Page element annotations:

▼

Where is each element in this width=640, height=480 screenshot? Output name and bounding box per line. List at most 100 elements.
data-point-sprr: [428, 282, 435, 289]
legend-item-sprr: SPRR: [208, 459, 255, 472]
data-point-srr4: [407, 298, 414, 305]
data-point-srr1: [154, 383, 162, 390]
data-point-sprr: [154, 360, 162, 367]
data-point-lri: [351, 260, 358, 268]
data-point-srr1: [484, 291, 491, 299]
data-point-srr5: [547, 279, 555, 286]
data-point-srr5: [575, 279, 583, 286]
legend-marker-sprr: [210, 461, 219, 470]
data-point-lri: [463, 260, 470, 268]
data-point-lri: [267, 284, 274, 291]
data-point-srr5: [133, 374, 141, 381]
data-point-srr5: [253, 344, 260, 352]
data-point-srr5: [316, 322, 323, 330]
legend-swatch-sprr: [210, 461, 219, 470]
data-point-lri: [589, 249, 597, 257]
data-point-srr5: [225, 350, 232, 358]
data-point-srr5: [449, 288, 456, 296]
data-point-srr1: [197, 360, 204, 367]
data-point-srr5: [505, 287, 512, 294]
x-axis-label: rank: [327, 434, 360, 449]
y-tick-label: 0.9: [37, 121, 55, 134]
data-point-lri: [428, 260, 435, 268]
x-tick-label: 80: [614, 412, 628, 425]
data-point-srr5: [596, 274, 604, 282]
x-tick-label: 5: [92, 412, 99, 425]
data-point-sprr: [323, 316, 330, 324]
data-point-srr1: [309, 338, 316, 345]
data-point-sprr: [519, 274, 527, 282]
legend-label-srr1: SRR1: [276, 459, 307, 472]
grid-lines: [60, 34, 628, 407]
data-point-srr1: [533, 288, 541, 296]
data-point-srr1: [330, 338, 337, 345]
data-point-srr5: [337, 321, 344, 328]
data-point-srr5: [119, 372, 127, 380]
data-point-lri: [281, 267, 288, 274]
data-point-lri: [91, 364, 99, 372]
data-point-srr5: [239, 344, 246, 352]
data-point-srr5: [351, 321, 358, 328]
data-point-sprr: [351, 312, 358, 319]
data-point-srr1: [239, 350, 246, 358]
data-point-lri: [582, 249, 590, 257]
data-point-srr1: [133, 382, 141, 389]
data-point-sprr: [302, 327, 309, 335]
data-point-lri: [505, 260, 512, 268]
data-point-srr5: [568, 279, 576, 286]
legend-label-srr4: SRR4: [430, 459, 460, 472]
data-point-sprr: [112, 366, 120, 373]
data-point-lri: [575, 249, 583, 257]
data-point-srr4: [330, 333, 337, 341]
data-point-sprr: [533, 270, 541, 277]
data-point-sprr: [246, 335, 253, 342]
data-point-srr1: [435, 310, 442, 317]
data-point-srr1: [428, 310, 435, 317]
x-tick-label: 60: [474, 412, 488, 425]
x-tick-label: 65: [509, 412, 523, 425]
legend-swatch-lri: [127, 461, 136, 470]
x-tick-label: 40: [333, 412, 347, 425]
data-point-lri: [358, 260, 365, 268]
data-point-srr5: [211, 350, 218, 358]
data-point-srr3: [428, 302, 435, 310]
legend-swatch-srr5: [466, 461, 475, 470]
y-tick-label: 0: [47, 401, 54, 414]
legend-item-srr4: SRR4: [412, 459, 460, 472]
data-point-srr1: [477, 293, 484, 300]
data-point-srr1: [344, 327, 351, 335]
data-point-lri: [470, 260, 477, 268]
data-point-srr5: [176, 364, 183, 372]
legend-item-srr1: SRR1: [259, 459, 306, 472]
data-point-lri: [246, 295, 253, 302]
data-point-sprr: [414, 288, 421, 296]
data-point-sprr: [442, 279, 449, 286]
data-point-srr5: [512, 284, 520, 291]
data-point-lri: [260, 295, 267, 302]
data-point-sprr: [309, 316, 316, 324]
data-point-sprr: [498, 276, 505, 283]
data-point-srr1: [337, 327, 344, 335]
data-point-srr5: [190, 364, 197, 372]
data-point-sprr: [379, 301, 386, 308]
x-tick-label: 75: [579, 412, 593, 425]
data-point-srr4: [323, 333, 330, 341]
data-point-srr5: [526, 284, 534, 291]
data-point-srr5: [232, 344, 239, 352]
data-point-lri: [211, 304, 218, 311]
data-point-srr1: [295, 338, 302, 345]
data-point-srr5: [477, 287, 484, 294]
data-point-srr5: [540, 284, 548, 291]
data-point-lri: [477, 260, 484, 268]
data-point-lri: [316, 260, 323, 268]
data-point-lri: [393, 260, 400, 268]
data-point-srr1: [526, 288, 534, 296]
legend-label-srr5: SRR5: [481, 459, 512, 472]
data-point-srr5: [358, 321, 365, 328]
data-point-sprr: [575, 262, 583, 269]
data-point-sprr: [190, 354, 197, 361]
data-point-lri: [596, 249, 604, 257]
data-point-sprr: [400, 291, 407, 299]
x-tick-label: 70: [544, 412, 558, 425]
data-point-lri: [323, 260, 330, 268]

▲

Copy the material above word for word, keeping every line.

• [Result]:
Where is each element in this width=640, height=480 screenshot? Output name and bounding box per line. List at most 100 elements.
data-point-sprr: [428, 282, 435, 289]
legend-item-sprr: SPRR: [208, 459, 255, 472]
data-point-srr4: [407, 298, 414, 305]
data-point-srr1: [154, 383, 162, 390]
data-point-sprr: [154, 360, 162, 367]
data-point-lri: [351, 260, 358, 268]
data-point-srr1: [484, 291, 491, 299]
data-point-srr5: [547, 279, 555, 286]
data-point-srr5: [575, 279, 583, 286]
legend-marker-sprr: [210, 461, 219, 470]
data-point-lri: [463, 260, 470, 268]
data-point-lri: [267, 284, 274, 291]
data-point-srr5: [133, 374, 141, 381]
data-point-srr5: [253, 344, 260, 352]
data-point-srr5: [316, 322, 323, 330]
legend-swatch-sprr: [210, 461, 219, 470]
data-point-lri: [589, 249, 597, 257]
data-point-srr5: [225, 350, 232, 358]
data-point-srr5: [449, 288, 456, 296]
data-point-srr1: [197, 360, 204, 367]
data-point-srr5: [505, 287, 512, 294]
x-axis-label: rank: [327, 434, 360, 449]
y-tick-label: 0.9: [37, 121, 55, 134]
data-point-lri: [428, 260, 435, 268]
x-tick-label: 80: [614, 412, 628, 425]
data-point-srr5: [596, 274, 604, 282]
x-tick-label: 5: [92, 412, 99, 425]
data-point-sprr: [323, 316, 330, 324]
data-point-srr1: [309, 338, 316, 345]
data-point-sprr: [519, 274, 527, 282]
legend-label-srr1: SRR1: [276, 459, 307, 472]
grid-lines: [60, 34, 628, 407]
data-point-srr1: [533, 288, 541, 296]
data-point-srr1: [330, 338, 337, 345]
data-point-srr5: [337, 321, 344, 328]
data-point-srr5: [119, 372, 127, 380]
data-point-lri: [281, 267, 288, 274]
data-point-lri: [91, 364, 99, 372]
data-point-srr5: [239, 344, 246, 352]
data-point-srr5: [351, 321, 358, 328]
data-point-sprr: [351, 312, 358, 319]
data-point-srr1: [239, 350, 246, 358]
data-point-lri: [582, 249, 590, 257]
data-point-srr1: [133, 382, 141, 389]
data-point-sprr: [302, 327, 309, 335]
data-point-lri: [505, 260, 512, 268]
data-point-srr5: [568, 279, 576, 286]
legend-label-srr4: SRR4: [430, 459, 460, 472]
data-point-sprr: [112, 366, 120, 373]
data-point-lri: [575, 249, 583, 257]
data-point-srr4: [330, 333, 337, 341]
data-point-sprr: [533, 270, 541, 277]
data-point-sprr: [246, 335, 253, 342]
data-point-srr1: [435, 310, 442, 317]
data-point-srr1: [428, 310, 435, 317]
x-tick-label: 60: [474, 412, 488, 425]
x-tick-label: 65: [509, 412, 523, 425]
legend-swatch-lri: [127, 461, 136, 470]
x-tick-label: 40: [333, 412, 347, 425]
data-point-lri: [358, 260, 365, 268]
data-point-srr5: [211, 350, 218, 358]
data-point-srr3: [428, 302, 435, 310]
legend-swatch-srr5: [466, 461, 475, 470]
y-tick-label: 0: [47, 401, 54, 414]
legend-item-srr4: SRR4: [412, 459, 460, 472]
data-point-srr1: [477, 293, 484, 300]
data-point-srr1: [344, 327, 351, 335]
data-point-lri: [470, 260, 477, 268]
data-point-srr5: [176, 364, 183, 372]
legend-item-srr1: SRR1: [259, 459, 306, 472]
data-point-lri: [246, 295, 253, 302]
data-point-sprr: [414, 288, 421, 296]
data-point-sprr: [442, 279, 449, 286]
data-point-srr5: [512, 284, 520, 291]
data-point-lri: [260, 295, 267, 302]
data-point-sprr: [309, 316, 316, 324]
data-point-sprr: [498, 276, 505, 283]
data-point-srr1: [337, 327, 344, 335]
data-point-srr5: [190, 364, 197, 372]
data-point-sprr: [379, 301, 386, 308]
x-tick-label: 75: [579, 412, 593, 425]
data-point-srr4: [323, 333, 330, 341]
data-point-srr5: [526, 284, 534, 291]
data-point-srr5: [232, 344, 239, 352]
data-point-lri: [211, 304, 218, 311]
data-point-srr1: [295, 338, 302, 345]
data-point-srr5: [477, 287, 484, 294]
data-point-srr5: [540, 284, 548, 291]
data-point-lri: [477, 260, 484, 268]
data-point-lri: [316, 260, 323, 268]
data-point-lri: [393, 260, 400, 268]
data-point-srr1: [526, 288, 534, 296]
legend-label-srr5: SRR5: [481, 459, 512, 472]
data-point-srr5: [358, 321, 365, 328]
data-point-sprr: [575, 262, 583, 269]
data-point-sprr: [190, 354, 197, 361]
data-point-lri: [596, 249, 604, 257]
data-point-sprr: [400, 291, 407, 299]
x-tick-label: 70: [544, 412, 558, 425]
data-point-lri: [323, 260, 330, 268]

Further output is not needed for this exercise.